• [Requirement]
Search the entries below. Return every line that has "title" in it.

BEGIN Data extract

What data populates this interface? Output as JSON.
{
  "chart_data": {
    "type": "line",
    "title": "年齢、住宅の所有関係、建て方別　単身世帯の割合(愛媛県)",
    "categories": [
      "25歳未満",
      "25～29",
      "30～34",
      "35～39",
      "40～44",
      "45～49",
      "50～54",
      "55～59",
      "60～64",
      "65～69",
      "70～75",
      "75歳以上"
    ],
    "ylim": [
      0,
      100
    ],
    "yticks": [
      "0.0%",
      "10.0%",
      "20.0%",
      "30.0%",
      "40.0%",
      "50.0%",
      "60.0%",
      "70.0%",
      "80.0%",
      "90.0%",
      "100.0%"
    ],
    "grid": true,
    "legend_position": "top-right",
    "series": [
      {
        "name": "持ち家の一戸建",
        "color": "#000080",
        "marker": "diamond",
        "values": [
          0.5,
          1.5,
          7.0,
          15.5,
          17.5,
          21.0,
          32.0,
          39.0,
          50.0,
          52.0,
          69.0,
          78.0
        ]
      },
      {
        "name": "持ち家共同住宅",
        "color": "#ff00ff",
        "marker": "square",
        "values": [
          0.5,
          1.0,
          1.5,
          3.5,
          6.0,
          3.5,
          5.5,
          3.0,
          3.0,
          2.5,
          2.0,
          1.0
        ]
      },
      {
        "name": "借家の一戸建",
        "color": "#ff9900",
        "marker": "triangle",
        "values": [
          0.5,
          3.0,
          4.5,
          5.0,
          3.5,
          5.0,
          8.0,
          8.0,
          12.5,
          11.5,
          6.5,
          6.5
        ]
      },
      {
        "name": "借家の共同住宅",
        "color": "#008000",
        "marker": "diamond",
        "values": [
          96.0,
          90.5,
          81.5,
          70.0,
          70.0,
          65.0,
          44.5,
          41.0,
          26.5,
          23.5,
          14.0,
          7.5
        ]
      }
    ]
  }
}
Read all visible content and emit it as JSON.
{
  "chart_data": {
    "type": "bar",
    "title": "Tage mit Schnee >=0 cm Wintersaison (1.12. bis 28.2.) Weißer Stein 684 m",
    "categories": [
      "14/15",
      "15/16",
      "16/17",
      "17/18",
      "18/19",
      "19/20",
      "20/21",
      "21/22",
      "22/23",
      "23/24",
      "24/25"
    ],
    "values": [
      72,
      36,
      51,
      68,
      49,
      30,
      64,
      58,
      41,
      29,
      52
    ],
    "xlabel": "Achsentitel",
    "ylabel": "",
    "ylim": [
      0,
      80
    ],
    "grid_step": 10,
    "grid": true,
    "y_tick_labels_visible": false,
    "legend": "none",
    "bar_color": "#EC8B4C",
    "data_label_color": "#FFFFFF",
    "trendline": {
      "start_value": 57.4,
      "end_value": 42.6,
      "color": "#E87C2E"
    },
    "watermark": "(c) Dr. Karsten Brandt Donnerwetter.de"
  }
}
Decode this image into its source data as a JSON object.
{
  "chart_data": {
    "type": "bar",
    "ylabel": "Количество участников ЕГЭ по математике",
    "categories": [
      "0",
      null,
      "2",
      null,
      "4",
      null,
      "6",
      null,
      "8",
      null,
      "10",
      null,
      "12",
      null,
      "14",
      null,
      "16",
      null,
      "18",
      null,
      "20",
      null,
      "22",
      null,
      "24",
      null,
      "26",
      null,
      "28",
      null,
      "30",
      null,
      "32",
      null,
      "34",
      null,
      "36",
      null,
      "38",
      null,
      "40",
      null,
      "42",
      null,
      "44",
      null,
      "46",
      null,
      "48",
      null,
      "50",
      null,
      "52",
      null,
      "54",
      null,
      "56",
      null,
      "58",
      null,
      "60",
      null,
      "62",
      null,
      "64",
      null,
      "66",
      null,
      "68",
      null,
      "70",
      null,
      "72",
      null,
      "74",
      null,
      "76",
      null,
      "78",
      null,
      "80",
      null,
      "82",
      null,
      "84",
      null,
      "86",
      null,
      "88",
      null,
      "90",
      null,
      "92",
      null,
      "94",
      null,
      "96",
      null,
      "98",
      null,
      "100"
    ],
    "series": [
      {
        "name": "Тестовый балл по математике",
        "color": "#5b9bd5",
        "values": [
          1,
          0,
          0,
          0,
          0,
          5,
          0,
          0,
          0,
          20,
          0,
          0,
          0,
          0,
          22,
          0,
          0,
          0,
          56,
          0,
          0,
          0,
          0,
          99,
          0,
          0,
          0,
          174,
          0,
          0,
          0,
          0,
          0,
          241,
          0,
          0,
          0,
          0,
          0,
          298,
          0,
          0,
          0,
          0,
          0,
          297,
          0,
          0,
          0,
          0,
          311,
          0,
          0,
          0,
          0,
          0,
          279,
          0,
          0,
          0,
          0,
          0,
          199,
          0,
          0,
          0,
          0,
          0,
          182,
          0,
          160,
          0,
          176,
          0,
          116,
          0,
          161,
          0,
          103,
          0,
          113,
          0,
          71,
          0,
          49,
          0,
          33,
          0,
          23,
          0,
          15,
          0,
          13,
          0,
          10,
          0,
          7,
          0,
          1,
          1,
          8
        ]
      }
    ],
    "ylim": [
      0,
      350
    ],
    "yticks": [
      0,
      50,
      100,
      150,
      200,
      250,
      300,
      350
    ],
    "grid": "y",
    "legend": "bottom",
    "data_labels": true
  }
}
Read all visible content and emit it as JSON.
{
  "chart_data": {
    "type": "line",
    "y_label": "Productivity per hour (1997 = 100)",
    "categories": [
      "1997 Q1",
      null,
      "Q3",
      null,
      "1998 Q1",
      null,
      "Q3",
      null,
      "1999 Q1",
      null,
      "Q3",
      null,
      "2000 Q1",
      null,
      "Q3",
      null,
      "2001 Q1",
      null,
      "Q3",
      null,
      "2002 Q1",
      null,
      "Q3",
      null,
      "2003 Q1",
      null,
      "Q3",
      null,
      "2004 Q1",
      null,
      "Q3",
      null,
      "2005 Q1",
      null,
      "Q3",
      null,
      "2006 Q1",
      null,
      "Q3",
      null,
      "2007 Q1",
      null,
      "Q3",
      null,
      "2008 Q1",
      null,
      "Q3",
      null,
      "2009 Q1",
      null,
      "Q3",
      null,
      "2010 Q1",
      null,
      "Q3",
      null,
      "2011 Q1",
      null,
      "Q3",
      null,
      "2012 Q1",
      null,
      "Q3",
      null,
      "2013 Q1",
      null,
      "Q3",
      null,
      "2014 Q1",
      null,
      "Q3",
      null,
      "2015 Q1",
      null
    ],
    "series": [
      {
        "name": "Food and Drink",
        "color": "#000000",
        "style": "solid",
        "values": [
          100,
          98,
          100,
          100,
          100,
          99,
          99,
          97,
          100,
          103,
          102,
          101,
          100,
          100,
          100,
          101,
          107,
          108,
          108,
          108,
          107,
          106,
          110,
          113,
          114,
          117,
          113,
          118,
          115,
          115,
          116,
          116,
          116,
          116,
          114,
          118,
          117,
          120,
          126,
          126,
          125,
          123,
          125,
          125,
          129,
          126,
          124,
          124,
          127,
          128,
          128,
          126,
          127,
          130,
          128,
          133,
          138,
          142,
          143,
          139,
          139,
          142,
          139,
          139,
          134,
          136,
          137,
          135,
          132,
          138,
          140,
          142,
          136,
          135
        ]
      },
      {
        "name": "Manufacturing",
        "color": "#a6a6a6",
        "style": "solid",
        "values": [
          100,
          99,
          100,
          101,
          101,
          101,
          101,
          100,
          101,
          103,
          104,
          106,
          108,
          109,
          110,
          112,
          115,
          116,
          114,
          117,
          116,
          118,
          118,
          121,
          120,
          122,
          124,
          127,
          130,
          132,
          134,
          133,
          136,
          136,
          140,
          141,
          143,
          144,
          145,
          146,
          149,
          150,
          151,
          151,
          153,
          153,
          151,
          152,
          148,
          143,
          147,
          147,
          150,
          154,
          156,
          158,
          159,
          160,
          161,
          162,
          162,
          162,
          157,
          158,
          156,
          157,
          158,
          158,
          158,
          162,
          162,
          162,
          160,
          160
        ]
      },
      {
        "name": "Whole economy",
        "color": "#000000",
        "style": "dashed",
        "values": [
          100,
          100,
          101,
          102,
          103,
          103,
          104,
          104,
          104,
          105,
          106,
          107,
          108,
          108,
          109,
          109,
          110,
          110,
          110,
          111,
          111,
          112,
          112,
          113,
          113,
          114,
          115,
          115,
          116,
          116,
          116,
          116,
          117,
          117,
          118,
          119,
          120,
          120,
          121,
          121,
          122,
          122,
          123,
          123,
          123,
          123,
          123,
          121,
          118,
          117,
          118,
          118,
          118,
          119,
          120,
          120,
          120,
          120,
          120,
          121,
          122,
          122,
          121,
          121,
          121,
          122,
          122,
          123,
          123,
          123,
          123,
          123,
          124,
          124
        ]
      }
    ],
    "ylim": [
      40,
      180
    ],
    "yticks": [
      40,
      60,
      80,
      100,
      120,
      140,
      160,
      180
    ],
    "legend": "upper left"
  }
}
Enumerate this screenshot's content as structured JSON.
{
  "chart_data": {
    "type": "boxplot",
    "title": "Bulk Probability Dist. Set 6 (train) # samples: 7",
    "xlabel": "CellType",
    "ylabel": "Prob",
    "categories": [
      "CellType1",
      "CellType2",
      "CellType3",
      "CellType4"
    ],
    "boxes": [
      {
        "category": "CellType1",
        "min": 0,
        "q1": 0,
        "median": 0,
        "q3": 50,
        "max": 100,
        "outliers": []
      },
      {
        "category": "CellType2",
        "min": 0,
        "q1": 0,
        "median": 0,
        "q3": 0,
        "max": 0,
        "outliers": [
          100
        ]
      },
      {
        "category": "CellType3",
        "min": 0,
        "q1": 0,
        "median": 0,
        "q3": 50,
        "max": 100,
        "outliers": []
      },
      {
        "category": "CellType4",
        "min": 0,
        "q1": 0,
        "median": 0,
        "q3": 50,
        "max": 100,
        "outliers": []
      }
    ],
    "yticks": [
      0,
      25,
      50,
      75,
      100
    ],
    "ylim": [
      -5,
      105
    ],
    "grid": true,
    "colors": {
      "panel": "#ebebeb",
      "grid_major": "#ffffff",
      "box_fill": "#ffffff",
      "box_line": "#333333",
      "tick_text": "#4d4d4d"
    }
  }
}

END Data extract

• [Output of the task]
    "title": "年齢、住宅の所有関係、建て方別　単身世帯の割合(愛媛県)",
    "title": "Tage mit Schnee >=0 cm Wintersaison (1.12. bis 28.2.) Weißer Stein 684 m",
    "title": "Bulk Probability Dist. Set 6 (train) # samples: 7",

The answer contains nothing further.